» **Vos tâches**:
1/ Recopiez à l'identique le passage de l'extrait sur la protection du climat qui commence aux mots « 3. Bénéficiaires politiques » et s'arrête après « et de clientélisme. ».
2/ D'après l'extrait sur la protection du climat, les affirmations suivantes sont-elles exactes ? (a) Les acteurs politiques ont dû répondre objectivement aux critiques. (b) Les mesures adoptées ont créé des opportunités commerciales immédiates entre gouvernements et entreprises. (c) La protection du climat est devenue une politique de redistribution. Répondez par oui ou par non et citez les mots de l'extrait qui le prouvent.

» **Extrait à lire**:

= = = = = = =

2. Nouvelles sources de revenus : Malgré l’impact différé des coûts, les mesures adoptées ont offert des opportunités commerciales immédiates entre les gouvernements et les entreprises, par exemple grâce à des promesses de subventions à long terme pour les énergies renouvelables. Certaines entreprises devraient continuer à vivre longtemps en vendant des produits « durables » attractifs, des services de conseil et des certifications à ceux qui se heurtent aux réglementations climatiques.
3. Bénéficiaires politiques : La question de la protection du climat a permis aux acteurs politiques qui s’en sont emparés très tôt d’élargir leur autorité d’interprétation et leur base de pouvoir. Ils n’avaient guère besoin de répondre objectivement aux critiques, car la question était traitée de manière moraliste. Parallèlement, les subventions, réglementations et taxes introduites sous couvert de protection du climat ont renforcé la marge de manœuvre politique et les sources de revenus. La protection du climat est ainsi devenue une politique de redistribution et de clientélisme.

= = = = = = =

» **Données recueillies**:
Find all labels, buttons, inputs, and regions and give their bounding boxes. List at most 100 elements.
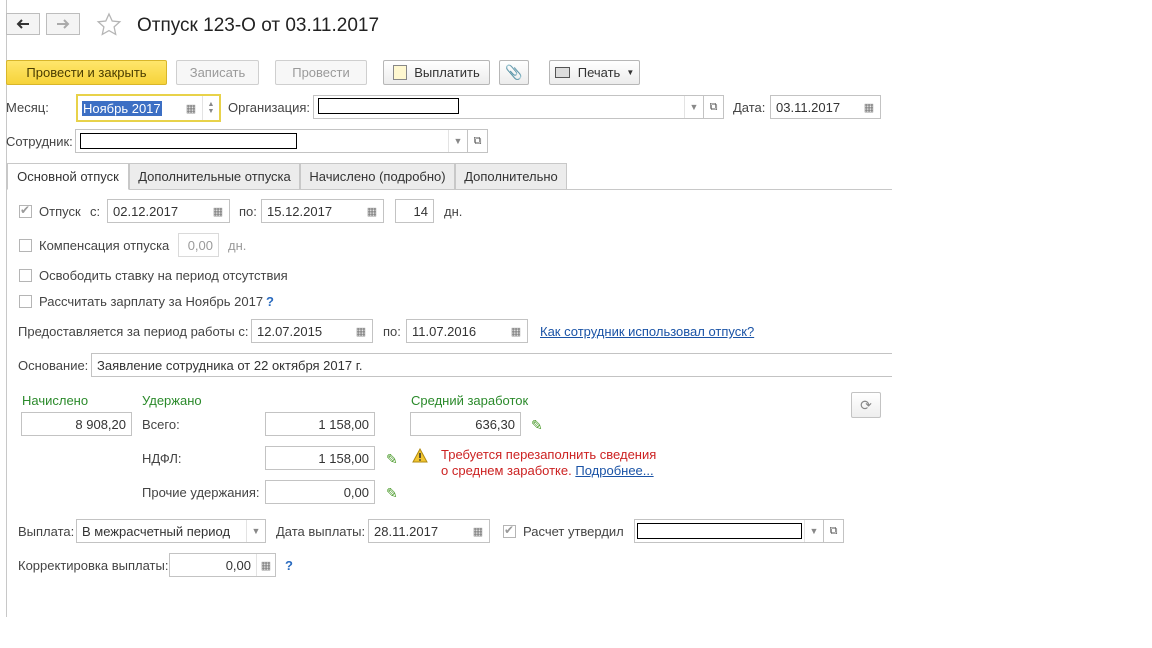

= = = = = = =

» **Corrigé**:
1/
3. Bénéficiaires politiques : La question de la protection du climat a permis aux acteurs politiques qui s’en sont emparés très tôt d’élargir leur autorité d’interprétation et leur base de pouvoir. Ils n’avaient guère besoin de répondre objectivement aux critiques, car la question était traitée de manière moraliste. Parallèlement, les subventions, réglementations et taxes introduites sous couvert de protection du climat ont renforcé la marge de manœuvre politique et les sources de revenus. La protection du climat est ainsi devenue une politique de redistribution et de clientélisme.

2/
(a) Non : « Ils n’avaient guère besoin de répondre objectivement aux critiques »
(b) Oui : « les mesures adoptées ont offert des opportunités commerciales immédiates entre les gouvernements et les entreprises »
(c) Oui : « La protection du climat est ainsi devenue une politique de redistribution et de clientélisme. »